[Written problem]: Reproduce the listing below in full and without alteration, apart from its pictures.

[Given records]:

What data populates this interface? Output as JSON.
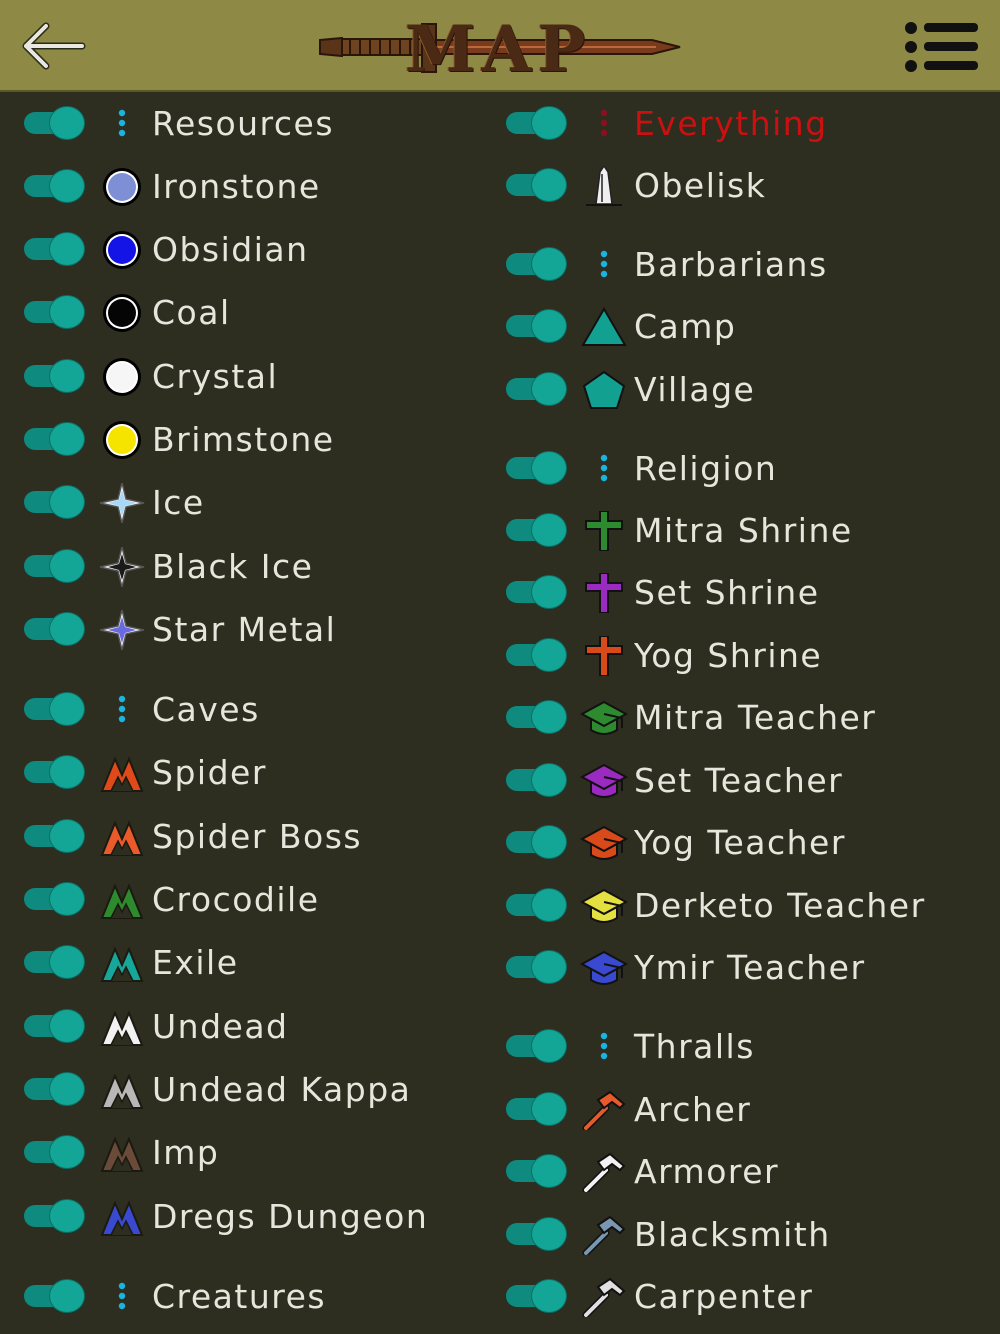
{
  "header": {
    "title": "MAP",
    "back": "back-arrow-icon",
    "menu": "menu-list-icon"
  },
  "colors": {
    "header": "#8e8a45",
    "background": "#2d2d20",
    "toggle": "#13a596",
    "text": "#e6e6dc",
    "highlight": "#cc1010"
  },
  "left": [
    {
      "label": "Resources",
      "icon": "dots"
    },
    {
      "label": "Ironstone",
      "icon": "circle",
      "color": "#7f8fd6"
    },
    {
      "label": "Obsidian",
      "icon": "circle",
      "color": "#1414e6"
    },
    {
      "label": "Coal",
      "icon": "circle",
      "color": "#050505"
    },
    {
      "label": "Crystal",
      "icon": "circle",
      "color": "#f6f6f6"
    },
    {
      "label": "Brimstone",
      "icon": "circle",
      "color": "#f4e400"
    },
    {
      "label": "Ice",
      "icon": "star",
      "color": "#a8d8f8"
    },
    {
      "label": "Black Ice",
      "icon": "star",
      "color": "#1a1a1a"
    },
    {
      "label": "Star Metal",
      "icon": "star",
      "color": "#6a6ae0"
    },
    {
      "label": "Caves",
      "icon": "dots"
    },
    {
      "label": "Spider",
      "icon": "cave",
      "color": "#e04a1a"
    },
    {
      "label": "Spider Boss",
      "icon": "cave",
      "color": "#ea5a2a"
    },
    {
      "label": "Crocodile",
      "icon": "cave",
      "color": "#2e8a2e"
    },
    {
      "label": "Exile",
      "icon": "cave",
      "color": "#16a69a"
    },
    {
      "label": "Undead",
      "icon": "cave",
      "color": "#f2f2f2"
    },
    {
      "label": "Undead Kappa",
      "icon": "cave",
      "color": "#b8b8b8"
    },
    {
      "label": "Imp",
      "icon": "cave",
      "color": "#6a4a38"
    },
    {
      "label": "Dregs Dungeon",
      "icon": "cave",
      "color": "#3a4ad0"
    },
    {
      "label": "Creatures",
      "icon": "dots"
    }
  ],
  "right": [
    {
      "label": "Everything",
      "icon": "dots-red"
    },
    {
      "label": "Obelisk",
      "icon": "obelisk"
    },
    {
      "label": "Barbarians",
      "icon": "dots"
    },
    {
      "label": "Camp",
      "icon": "triangle",
      "color": "#12a090"
    },
    {
      "label": "Village",
      "icon": "pentagon",
      "color": "#12a090"
    },
    {
      "label": "Religion",
      "icon": "dots"
    },
    {
      "label": "Mitra Shrine",
      "icon": "cross",
      "color": "#2e8a2e"
    },
    {
      "label": "Set Shrine",
      "icon": "cross",
      "color": "#9a2ac0"
    },
    {
      "label": "Yog Shrine",
      "icon": "cross",
      "color": "#d84a1a"
    },
    {
      "label": "Mitra Teacher",
      "icon": "cap",
      "color": "#2e8a2e"
    },
    {
      "label": "Set Teacher",
      "icon": "cap",
      "color": "#9a2ac0"
    },
    {
      "label": "Yog Teacher",
      "icon": "cap",
      "color": "#d84a1a"
    },
    {
      "label": "Derketo Teacher",
      "icon": "cap",
      "color": "#e4e040"
    },
    {
      "label": "Ymir Teacher",
      "icon": "cap",
      "color": "#3a4ad0"
    },
    {
      "label": "Thralls",
      "icon": "dots"
    },
    {
      "label": "Archer",
      "icon": "hammer",
      "color": "#e85a2a"
    },
    {
      "label": "Armorer",
      "icon": "hammer",
      "color": "#f2f2f2"
    },
    {
      "label": "Blacksmith",
      "icon": "hammer",
      "color": "#7a96b0"
    },
    {
      "label": "Carpenter",
      "icon": "hammer",
      "color": "#e0e0e0"
    }
  ]
}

[Task output]:
What data populates this interface? Output as JSON.
{
  "header": {
    "title": "MAP",
    "back": "back-arrow-icon",
    "menu": "menu-list-icon"
  },
  "colors": {
    "header": "#8e8a45",
    "background": "#2d2d20",
    "toggle": "#13a596",
    "text": "#e6e6dc",
    "highlight": "#cc1010"
  },
  "left": [
    {
      "label": "Resources",
      "icon": "dots"
    },
    {
      "label": "Ironstone",
      "icon": "circle",
      "color": "#7f8fd6"
    },
    {
      "label": "Obsidian",
      "icon": "circle",
      "color": "#1414e6"
    },
    {
      "label": "Coal",
      "icon": "circle",
      "color": "#050505"
    },
    {
      "label": "Crystal",
      "icon": "circle",
      "color": "#f6f6f6"
    },
    {
      "label": "Brimstone",
      "icon": "circle",
      "color": "#f4e400"
    },
    {
      "label": "Ice",
      "icon": "star",
      "color": "#a8d8f8"
    },
    {
      "label": "Black Ice",
      "icon": "star",
      "color": "#1a1a1a"
    },
    {
      "label": "Star Metal",
      "icon": "star",
      "color": "#6a6ae0"
    },
    {
      "label": "Caves",
      "icon": "dots"
    },
    {
      "label": "Spider",
      "icon": "cave",
      "color": "#e04a1a"
    },
    {
      "label": "Spider Boss",
      "icon": "cave",
      "color": "#ea5a2a"
    },
    {
      "label": "Crocodile",
      "icon": "cave",
      "color": "#2e8a2e"
    },
    {
      "label": "Exile",
      "icon": "cave",
      "color": "#16a69a"
    },
    {
      "label": "Undead",
      "icon": "cave",
      "color": "#f2f2f2"
    },
    {
      "label": "Undead Kappa",
      "icon": "cave",
      "color": "#b8b8b8"
    },
    {
      "label": "Imp",
      "icon": "cave",
      "color": "#6a4a38"
    },
    {
      "label": "Dregs Dungeon",
      "icon": "cave",
      "color": "#3a4ad0"
    },
    {
      "label": "Creatures",
      "icon": "dots"
    }
  ],
  "right": [
    {
      "label": "Everything",
      "icon": "dots-red"
    },
    {
      "label": "Obelisk",
      "icon": "obelisk"
    },
    {
      "label": "Barbarians",
      "icon": "dots"
    },
    {
      "label": "Camp",
      "icon": "triangle",
      "color": "#12a090"
    },
    {
      "label": "Village",
      "icon": "pentagon",
      "color": "#12a090"
    },
    {
      "label": "Religion",
      "icon": "dots"
    },
    {
      "label": "Mitra Shrine",
      "icon": "cross",
      "color": "#2e8a2e"
    },
    {
      "label": "Set Shrine",
      "icon": "cross",
      "color": "#9a2ac0"
    },
    {
      "label": "Yog Shrine",
      "icon": "cross",
      "color": "#d84a1a"
    },
    {
      "label": "Mitra Teacher",
      "icon": "cap",
      "color": "#2e8a2e"
    },
    {
      "label": "Set Teacher",
      "icon": "cap",
      "color": "#9a2ac0"
    },
    {
      "label": "Yog Teacher",
      "icon": "cap",
      "color": "#d84a1a"
    },
    {
      "label": "Derketo Teacher",
      "icon": "cap",
      "color": "#e4e040"
    },
    {
      "label": "Ymir Teacher",
      "icon": "cap",
      "color": "#3a4ad0"
    },
    {
      "label": "Thralls",
      "icon": "dots"
    },
    {
      "label": "Archer",
      "icon": "hammer",
      "color": "#e85a2a"
    },
    {
      "label": "Armorer",
      "icon": "hammer",
      "color": "#f2f2f2"
    },
    {
      "label": "Blacksmith",
      "icon": "hammer",
      "color": "#7a96b0"
    },
    {
      "label": "Carpenter",
      "icon": "hammer",
      "color": "#e0e0e0"
    }
  ]
}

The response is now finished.